Short task
The records below are to be repeated in full, exactly as they are.

Excerpted data
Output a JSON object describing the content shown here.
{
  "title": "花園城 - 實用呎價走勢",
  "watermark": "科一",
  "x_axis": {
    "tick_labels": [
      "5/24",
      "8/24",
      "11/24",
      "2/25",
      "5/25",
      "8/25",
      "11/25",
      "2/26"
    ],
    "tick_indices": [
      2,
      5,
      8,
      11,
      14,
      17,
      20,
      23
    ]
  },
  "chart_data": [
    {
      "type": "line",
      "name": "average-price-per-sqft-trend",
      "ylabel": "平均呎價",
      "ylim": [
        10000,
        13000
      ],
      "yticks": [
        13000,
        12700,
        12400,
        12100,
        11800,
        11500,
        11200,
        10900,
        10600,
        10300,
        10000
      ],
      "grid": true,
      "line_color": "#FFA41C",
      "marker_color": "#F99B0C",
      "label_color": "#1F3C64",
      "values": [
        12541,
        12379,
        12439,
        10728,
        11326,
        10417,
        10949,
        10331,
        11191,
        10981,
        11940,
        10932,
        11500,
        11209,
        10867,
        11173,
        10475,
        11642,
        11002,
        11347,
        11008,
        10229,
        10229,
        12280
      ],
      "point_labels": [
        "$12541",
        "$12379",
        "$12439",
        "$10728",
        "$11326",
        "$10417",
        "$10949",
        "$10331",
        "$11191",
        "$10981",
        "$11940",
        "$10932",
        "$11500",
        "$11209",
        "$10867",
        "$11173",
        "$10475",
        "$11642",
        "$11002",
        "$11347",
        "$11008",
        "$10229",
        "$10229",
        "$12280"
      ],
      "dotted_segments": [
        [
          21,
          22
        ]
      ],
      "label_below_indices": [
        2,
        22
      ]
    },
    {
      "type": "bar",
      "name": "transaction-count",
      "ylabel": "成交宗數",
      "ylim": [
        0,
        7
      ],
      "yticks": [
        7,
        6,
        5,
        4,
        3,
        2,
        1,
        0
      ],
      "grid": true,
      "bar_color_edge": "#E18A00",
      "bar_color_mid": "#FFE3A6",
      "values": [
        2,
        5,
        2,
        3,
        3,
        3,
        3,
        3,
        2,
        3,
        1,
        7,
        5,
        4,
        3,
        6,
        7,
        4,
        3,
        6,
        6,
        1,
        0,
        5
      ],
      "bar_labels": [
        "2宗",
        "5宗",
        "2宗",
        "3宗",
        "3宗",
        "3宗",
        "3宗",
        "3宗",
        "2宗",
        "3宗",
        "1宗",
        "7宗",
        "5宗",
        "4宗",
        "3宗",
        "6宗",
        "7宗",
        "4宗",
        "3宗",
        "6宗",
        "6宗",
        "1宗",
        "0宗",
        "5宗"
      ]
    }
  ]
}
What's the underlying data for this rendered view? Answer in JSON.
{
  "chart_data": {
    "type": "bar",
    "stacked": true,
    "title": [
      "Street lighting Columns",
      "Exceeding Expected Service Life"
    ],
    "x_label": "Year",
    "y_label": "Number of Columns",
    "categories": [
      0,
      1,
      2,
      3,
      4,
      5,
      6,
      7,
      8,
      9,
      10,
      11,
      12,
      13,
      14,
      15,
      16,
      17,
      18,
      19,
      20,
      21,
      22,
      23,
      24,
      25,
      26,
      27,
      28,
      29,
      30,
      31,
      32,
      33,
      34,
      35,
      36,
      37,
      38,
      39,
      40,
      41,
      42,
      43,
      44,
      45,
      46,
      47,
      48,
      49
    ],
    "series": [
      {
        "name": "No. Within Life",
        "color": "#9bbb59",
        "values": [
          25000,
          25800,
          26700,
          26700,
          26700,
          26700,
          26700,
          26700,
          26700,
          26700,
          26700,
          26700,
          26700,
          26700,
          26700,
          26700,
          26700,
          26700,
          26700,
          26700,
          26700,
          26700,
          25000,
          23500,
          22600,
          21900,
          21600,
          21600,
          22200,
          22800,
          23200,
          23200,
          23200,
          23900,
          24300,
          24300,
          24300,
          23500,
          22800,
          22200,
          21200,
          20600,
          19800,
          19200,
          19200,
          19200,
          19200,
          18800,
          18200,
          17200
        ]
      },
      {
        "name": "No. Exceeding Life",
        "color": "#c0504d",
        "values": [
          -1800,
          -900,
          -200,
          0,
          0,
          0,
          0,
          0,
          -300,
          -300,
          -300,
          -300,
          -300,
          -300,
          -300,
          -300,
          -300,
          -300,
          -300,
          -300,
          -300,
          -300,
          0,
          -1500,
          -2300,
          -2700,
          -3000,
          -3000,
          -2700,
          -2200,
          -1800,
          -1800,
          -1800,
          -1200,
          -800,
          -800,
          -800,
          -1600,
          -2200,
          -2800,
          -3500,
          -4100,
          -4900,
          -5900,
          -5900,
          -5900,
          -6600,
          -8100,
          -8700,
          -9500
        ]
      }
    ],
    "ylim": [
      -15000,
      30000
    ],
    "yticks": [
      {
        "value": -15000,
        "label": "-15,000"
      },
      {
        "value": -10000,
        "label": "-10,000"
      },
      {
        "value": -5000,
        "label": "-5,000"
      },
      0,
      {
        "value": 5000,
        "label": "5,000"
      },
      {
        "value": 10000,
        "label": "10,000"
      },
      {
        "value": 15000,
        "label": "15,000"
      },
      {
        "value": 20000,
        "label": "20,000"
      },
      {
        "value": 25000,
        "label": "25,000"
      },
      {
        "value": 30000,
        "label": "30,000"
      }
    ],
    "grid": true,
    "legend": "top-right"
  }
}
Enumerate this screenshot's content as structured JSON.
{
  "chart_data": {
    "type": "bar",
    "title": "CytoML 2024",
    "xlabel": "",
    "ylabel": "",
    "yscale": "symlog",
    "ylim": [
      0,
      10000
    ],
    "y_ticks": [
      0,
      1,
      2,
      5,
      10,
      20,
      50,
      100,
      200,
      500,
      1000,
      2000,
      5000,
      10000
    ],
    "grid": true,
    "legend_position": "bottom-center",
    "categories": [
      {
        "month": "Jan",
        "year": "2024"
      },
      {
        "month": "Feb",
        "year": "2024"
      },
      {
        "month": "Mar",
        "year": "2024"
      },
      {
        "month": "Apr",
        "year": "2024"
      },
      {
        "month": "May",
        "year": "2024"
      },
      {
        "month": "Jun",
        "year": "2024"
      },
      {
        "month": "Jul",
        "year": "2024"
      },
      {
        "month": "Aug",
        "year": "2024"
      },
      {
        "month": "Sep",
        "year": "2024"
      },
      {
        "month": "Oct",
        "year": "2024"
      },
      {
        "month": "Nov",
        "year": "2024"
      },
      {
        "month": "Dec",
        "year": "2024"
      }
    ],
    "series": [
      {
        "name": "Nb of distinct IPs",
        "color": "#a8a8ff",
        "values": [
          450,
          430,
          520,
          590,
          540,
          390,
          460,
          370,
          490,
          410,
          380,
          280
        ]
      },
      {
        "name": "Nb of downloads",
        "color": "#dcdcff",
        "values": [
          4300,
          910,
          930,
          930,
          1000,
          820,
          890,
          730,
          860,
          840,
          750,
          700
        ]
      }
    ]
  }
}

Exercise answer
Output a JSON object describing the content shown here.
{
  "title": "花園城 - 實用呎價走勢",
  "watermark": "科一",
  "x_axis": {
    "tick_labels": [
      "5/24",
      "8/24",
      "11/24",
      "2/25",
      "5/25",
      "8/25",
      "11/25",
      "2/26"
    ],
    "tick_indices": [
      2,
      5,
      8,
      11,
      14,
      17,
      20,
      23
    ]
  },
  "chart_data": [
    {
      "type": "line",
      "name": "average-price-per-sqft-trend",
      "ylabel": "平均呎價",
      "ylim": [
        10000,
        13000
      ],
      "yticks": [
        13000,
        12700,
        12400,
        12100,
        11800,
        11500,
        11200,
        10900,
        10600,
        10300,
        10000
      ],
      "grid": true,
      "line_color": "#FFA41C",
      "marker_color": "#F99B0C",
      "label_color": "#1F3C64",
      "values": [
        12541,
        12379,
        12439,
        10728,
        11326,
        10417,
        10949,
        10331,
        11191,
        10981,
        11940,
        10932,
        11500,
        11209,
        10867,
        11173,
        10475,
        11642,
        11002,
        11347,
        11008,
        10229,
        10229,
        12280
      ],
      "point_labels": [
        "$12541",
        "$12379",
        "$12439",
        "$10728",
        "$11326",
        "$10417",
        "$10949",
        "$10331",
        "$11191",
        "$10981",
        "$11940",
        "$10932",
        "$11500",
        "$11209",
        "$10867",
        "$11173",
        "$10475",
        "$11642",
        "$11002",
        "$11347",
        "$11008",
        "$10229",
        "$10229",
        "$12280"
      ],
      "dotted_segments": [
        [
          21,
          22
        ]
      ],
      "label_below_indices": [
        2,
        22
      ]
    },
    {
      "type": "bar",
      "name": "transaction-count",
      "ylabel": "成交宗數",
      "ylim": [
        0,
        7
      ],
      "yticks": [
        7,
        6,
        5,
        4,
        3,
        2,
        1,
        0
      ],
      "grid": true,
      "bar_color_edge": "#E18A00",
      "bar_color_mid": "#FFE3A6",
      "values": [
        2,
        5,
        2,
        3,
        3,
        3,
        3,
        3,
        2,
        3,
        1,
        7,
        5,
        4,
        3,
        6,
        7,
        4,
        3,
        6,
        6,
        1,
        0,
        5
      ],
      "bar_labels": [
        "2宗",
        "5宗",
        "2宗",
        "3宗",
        "3宗",
        "3宗",
        "3宗",
        "3宗",
        "2宗",
        "3宗",
        "1宗",
        "7宗",
        "5宗",
        "4宗",
        "3宗",
        "6宗",
        "7宗",
        "4宗",
        "3宗",
        "6宗",
        "6宗",
        "1宗",
        "0宗",
        "5宗"
      ]
    }
  ]
}
What's the underlying data for this rendered view? Answer in JSON.
{
  "chart_data": {
    "type": "bar",
    "stacked": true,
    "title": [
      "Street lighting Columns",
      "Exceeding Expected Service Life"
    ],
    "x_label": "Year",
    "y_label": "Number of Columns",
    "categories": [
      0,
      1,
      2,
      3,
      4,
      5,
      6,
      7,
      8,
      9,
      10,
      11,
      12,
      13,
      14,
      15,
      16,
      17,
      18,
      19,
      20,
      21,
      22,
      23,
      24,
      25,
      26,
      27,
      28,
      29,
      30,
      31,
      32,
      33,
      34,
      35,
      36,
      37,
      38,
      39,
      40,
      41,
      42,
      43,
      44,
      45,
      46,
      47,
      48,
      49
    ],
    "series": [
      {
        "name": "No. Within Life",
        "color": "#9bbb59",
        "values": [
          25000,
          25800,
          26700,
          26700,
          26700,
          26700,
          26700,
          26700,
          26700,
          26700,
          26700,
          26700,
          26700,
          26700,
          26700,
          26700,
          26700,
          26700,
          26700,
          26700,
          26700,
          26700,
          25000,
          23500,
          22600,
          21900,
          21600,
          21600,
          22200,
          22800,
          23200,
          23200,
          23200,
          23900,
          24300,
          24300,
          24300,
          23500,
          22800,
          22200,
          21200,
          20600,
          19800,
          19200,
          19200,
          19200,
          19200,
          18800,
          18200,
          17200
        ]
      },
      {
        "name": "No. Exceeding Life",
        "color": "#c0504d",
        "values": [
          -1800,
          -900,
          -200,
          0,
          0,
          0,
          0,
          0,
          -300,
          -300,
          -300,
          -300,
          -300,
          -300,
          -300,
          -300,
          -300,
          -300,
          -300,
          -300,
          -300,
          -300,
          0,
          -1500,
          -2300,
          -2700,
          -3000,
          -3000,
          -2700,
          -2200,
          -1800,
          -1800,
          -1800,
          -1200,
          -800,
          -800,
          -800,
          -1600,
          -2200,
          -2800,
          -3500,
          -4100,
          -4900,
          -5900,
          -5900,
          -5900,
          -6600,
          -8100,
          -8700,
          -9500
        ]
      }
    ],
    "ylim": [
      -15000,
      30000
    ],
    "yticks": [
      {
        "value": -15000,
        "label": "-15,000"
      },
      {
        "value": -10000,
        "label": "-10,000"
      },
      {
        "value": -5000,
        "label": "-5,000"
      },
      0,
      {
        "value": 5000,
        "label": "5,000"
      },
      {
        "value": 10000,
        "label": "10,000"
      },
      {
        "value": 15000,
        "label": "15,000"
      },
      {
        "value": 20000,
        "label": "20,000"
      },
      {
        "value": 25000,
        "label": "25,000"
      },
      {
        "value": 30000,
        "label": "30,000"
      }
    ],
    "grid": true,
    "legend": "top-right"
  }
}
Enumerate this screenshot's content as structured JSON.
{
  "chart_data": {
    "type": "bar",
    "title": "CytoML 2024",
    "xlabel": "",
    "ylabel": "",
    "yscale": "symlog",
    "ylim": [
      0,
      10000
    ],
    "y_ticks": [
      0,
      1,
      2,
      5,
      10,
      20,
      50,
      100,
      200,
      500,
      1000,
      2000,
      5000,
      10000
    ],
    "grid": true,
    "legend_position": "bottom-center",
    "categories": [
      {
        "month": "Jan",
        "year": "2024"
      },
      {
        "month": "Feb",
        "year": "2024"
      },
      {
        "month": "Mar",
        "year": "2024"
      },
      {
        "month": "Apr",
        "year": "2024"
      },
      {
        "month": "May",
        "year": "2024"
      },
      {
        "month": "Jun",
        "year": "2024"
      },
      {
        "month": "Jul",
        "year": "2024"
      },
      {
        "month": "Aug",
        "year": "2024"
      },
      {
        "month": "Sep",
        "year": "2024"
      },
      {
        "month": "Oct",
        "year": "2024"
      },
      {
        "month": "Nov",
        "year": "2024"
      },
      {
        "month": "Dec",
        "year": "2024"
      }
    ],
    "series": [
      {
        "name": "Nb of distinct IPs",
        "color": "#a8a8ff",
        "values": [
          450,
          430,
          520,
          590,
          540,
          390,
          460,
          370,
          490,
          410,
          380,
          280
        ]
      },
      {
        "name": "Nb of downloads",
        "color": "#dcdcff",
        "values": [
          4300,
          910,
          930,
          930,
          1000,
          820,
          890,
          730,
          860,
          840,
          750,
          700
        ]
      }
    ]
  }
}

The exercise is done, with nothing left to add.